== EXERCISE INSTRUCTIONS ==
Every record below is to be retyped exactly.

== ENTRIES SHOWN ==
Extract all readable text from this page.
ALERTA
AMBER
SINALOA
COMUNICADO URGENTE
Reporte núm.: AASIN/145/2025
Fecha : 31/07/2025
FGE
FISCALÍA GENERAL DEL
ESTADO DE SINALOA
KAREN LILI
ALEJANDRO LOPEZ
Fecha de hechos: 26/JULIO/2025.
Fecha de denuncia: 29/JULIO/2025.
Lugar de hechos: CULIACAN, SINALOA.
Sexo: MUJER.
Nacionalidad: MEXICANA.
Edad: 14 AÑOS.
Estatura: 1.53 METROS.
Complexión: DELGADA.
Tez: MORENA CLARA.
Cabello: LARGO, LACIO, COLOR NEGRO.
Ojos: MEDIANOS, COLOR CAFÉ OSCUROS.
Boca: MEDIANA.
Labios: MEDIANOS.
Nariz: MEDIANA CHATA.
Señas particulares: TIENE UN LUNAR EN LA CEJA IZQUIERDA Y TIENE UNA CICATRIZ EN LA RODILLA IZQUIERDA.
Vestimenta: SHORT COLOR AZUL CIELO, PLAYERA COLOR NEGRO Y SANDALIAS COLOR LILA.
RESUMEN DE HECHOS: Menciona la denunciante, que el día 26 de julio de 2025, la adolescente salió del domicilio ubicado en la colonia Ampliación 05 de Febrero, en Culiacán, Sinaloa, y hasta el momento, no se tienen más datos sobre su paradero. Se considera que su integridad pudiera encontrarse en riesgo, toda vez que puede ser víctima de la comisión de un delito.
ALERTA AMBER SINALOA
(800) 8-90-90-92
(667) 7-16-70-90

== EXPECTED ANSWER ==
Extract all readable text from this page.
ALERTA
AMBER
SINALOA
COMUNICADO URGENTE
Reporte núm.: AASIN/145/2025
Fecha : 31/07/2025
FGE
FISCALÍA GENERAL DEL
ESTADO DE SINALOA
KAREN LILI
ALEJANDRO LOPEZ
Fecha de hechos: 26/JULIO/2025.
Fecha de denuncia: 29/JULIO/2025.
Lugar de hechos: CULIACAN, SINALOA.
Sexo: MUJER.
Nacionalidad: MEXICANA.
Edad: 14 AÑOS.
Estatura: 1.53 METROS.
Complexión: DELGADA.
Tez: MORENA CLARA.
Cabello: LARGO, LACIO, COLOR NEGRO.
Ojos: MEDIANOS, COLOR CAFÉ OSCUROS.
Boca: MEDIANA.
Labios: MEDIANOS.
Nariz: MEDIANA CHATA.
Señas particulares: TIENE UN LUNAR EN LA CEJA IZQUIERDA Y TIENE UNA CICATRIZ EN LA RODILLA IZQUIERDA.
Vestimenta: SHORT COLOR AZUL CIELO, PLAYERA COLOR NEGRO Y SANDALIAS COLOR LILA.
RESUMEN DE HECHOS: Menciona la denunciante, que el día 26 de julio de 2025, la adolescente salió del domicilio ubicado en la colonia Ampliación 05 de Febrero, en Culiacán, Sinaloa, y hasta el momento, no se tienen más datos sobre su paradero. Se considera que su integridad pudiera encontrarse en riesgo, toda vez que puede ser víctima de la comisión de un delito.
ALERTA AMBER SINALOA
(800) 8-90-90-92
(667) 7-16-70-90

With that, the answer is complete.